- **GOAL OF THE EXERCISE**
Copy each line of the entries beneath that contains the word "τόνε".

[Begin]

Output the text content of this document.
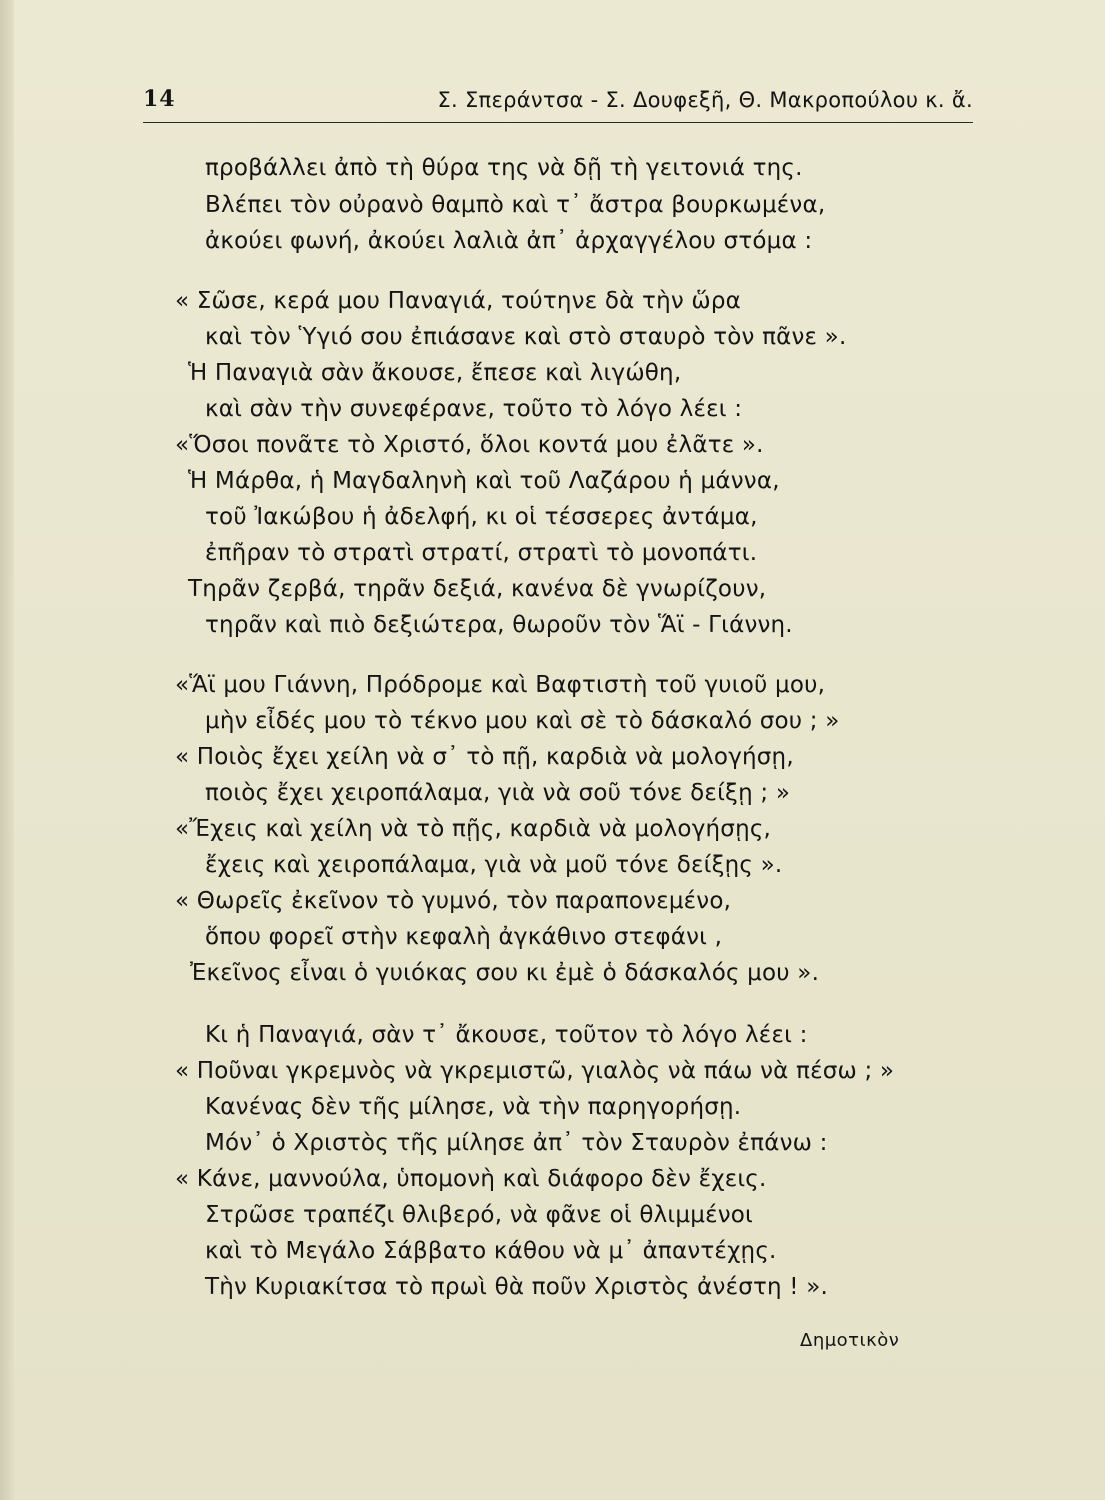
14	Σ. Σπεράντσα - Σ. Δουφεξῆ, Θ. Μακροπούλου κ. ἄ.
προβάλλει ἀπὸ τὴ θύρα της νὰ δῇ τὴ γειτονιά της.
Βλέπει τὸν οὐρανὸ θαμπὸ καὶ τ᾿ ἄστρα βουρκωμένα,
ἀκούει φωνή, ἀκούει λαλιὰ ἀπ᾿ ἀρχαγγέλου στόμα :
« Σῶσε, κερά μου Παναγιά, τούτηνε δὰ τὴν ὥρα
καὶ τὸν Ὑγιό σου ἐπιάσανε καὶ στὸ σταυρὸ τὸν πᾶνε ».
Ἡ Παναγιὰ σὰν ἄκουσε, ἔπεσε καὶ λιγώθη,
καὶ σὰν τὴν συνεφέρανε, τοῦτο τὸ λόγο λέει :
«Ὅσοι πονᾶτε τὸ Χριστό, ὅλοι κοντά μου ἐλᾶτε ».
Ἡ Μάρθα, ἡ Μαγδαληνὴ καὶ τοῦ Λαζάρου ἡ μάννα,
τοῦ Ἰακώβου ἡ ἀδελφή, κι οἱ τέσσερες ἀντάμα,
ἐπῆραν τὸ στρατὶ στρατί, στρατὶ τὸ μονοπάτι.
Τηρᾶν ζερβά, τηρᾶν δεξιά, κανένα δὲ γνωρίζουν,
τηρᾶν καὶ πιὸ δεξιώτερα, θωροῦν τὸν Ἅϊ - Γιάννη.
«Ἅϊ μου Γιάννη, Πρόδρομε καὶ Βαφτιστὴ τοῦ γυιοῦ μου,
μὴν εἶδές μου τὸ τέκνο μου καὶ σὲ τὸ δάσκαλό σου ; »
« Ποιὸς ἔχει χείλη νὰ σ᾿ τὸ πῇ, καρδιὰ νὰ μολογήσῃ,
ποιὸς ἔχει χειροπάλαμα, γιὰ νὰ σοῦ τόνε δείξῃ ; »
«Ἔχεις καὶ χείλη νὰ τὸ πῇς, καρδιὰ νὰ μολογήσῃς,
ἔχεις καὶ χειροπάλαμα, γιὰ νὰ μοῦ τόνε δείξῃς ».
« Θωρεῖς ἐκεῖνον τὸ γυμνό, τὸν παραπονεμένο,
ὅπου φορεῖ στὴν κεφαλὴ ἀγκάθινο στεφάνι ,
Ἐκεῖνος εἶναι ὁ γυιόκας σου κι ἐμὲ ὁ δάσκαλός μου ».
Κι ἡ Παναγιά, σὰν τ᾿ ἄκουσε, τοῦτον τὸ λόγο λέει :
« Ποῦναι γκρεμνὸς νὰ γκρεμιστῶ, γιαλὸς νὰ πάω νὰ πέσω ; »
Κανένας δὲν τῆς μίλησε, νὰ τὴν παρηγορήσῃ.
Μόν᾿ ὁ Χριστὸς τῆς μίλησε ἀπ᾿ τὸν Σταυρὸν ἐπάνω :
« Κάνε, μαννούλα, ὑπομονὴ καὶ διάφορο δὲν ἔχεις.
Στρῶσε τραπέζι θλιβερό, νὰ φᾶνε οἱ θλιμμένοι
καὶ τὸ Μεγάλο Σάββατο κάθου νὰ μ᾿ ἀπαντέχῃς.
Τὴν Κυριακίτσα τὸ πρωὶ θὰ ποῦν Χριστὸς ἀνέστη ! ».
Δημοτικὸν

[End]
[Begin]

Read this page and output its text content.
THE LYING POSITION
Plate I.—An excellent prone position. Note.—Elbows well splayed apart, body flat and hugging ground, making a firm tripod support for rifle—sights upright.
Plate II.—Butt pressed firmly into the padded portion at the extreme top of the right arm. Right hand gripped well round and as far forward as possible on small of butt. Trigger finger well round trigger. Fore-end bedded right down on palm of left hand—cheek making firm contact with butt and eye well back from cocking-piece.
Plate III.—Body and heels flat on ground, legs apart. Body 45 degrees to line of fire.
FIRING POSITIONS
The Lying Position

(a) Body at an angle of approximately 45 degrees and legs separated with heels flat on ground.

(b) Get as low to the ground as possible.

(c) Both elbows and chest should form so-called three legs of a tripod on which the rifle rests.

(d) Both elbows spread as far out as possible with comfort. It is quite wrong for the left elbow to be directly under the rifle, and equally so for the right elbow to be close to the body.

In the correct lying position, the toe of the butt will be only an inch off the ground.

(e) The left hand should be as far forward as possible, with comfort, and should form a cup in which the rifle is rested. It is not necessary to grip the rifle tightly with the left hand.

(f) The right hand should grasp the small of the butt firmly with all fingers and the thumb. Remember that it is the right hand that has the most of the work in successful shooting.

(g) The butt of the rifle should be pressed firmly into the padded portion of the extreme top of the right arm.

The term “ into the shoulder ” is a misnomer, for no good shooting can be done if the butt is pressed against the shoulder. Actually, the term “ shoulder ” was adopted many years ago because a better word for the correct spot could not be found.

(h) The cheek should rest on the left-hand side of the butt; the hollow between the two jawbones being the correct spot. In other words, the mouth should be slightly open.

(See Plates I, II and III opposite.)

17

[End]
[Begin]

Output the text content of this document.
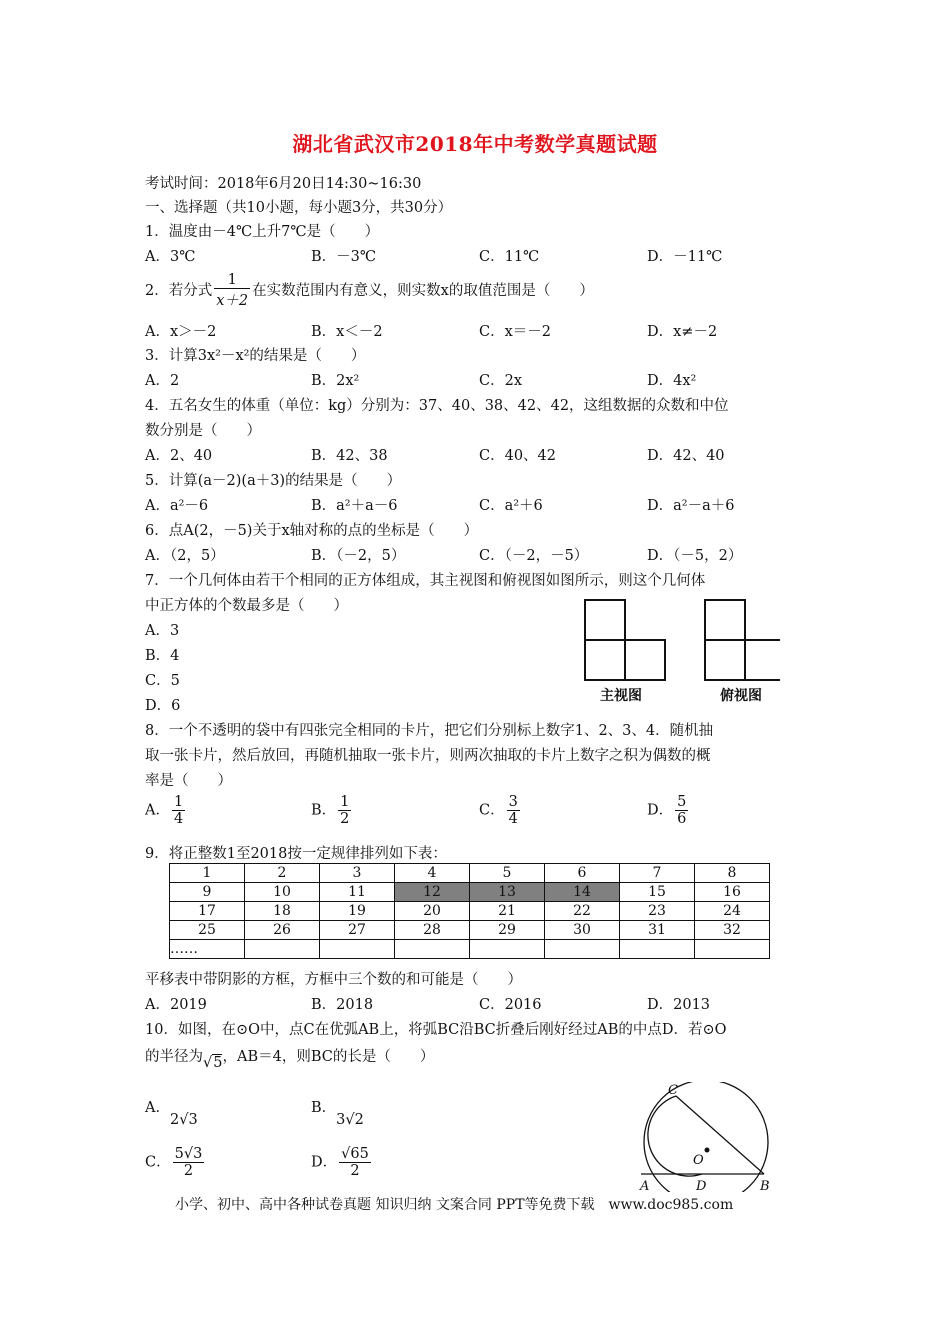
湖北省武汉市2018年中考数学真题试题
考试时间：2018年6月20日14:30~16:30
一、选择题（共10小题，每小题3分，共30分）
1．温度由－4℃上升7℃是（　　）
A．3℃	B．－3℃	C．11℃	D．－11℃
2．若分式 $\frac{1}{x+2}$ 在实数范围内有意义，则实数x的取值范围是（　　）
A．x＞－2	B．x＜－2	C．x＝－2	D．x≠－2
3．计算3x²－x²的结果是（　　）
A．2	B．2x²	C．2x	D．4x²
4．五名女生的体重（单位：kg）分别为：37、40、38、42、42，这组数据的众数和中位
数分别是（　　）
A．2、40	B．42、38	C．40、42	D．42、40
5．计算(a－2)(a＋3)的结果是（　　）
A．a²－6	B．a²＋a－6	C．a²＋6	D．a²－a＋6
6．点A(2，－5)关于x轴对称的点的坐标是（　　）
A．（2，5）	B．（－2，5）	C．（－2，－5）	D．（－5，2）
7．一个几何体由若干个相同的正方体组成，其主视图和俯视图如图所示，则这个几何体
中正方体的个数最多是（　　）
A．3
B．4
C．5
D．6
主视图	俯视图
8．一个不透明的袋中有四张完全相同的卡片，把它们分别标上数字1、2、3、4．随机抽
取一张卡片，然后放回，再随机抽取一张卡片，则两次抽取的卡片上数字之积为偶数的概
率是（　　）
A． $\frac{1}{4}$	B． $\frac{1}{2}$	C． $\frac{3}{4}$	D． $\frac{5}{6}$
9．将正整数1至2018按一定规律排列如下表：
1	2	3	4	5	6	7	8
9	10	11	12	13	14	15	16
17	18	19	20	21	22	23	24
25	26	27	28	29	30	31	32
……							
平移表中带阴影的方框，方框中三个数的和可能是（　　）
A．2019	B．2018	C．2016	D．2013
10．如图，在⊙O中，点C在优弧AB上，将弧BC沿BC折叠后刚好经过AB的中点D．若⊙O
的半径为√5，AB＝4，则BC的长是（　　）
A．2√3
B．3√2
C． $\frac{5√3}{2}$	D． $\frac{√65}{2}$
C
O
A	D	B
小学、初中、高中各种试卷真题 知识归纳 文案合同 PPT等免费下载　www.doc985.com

[End]

- **EXERCISE RESULT**
ποιὸς ἔχει χειροπάλαμα, γιὰ νὰ σοῦ τόνε δείξῃ ; »
ἔχεις καὶ χειροπάλαμα, γιὰ νὰ μοῦ τόνε δείξῃς ».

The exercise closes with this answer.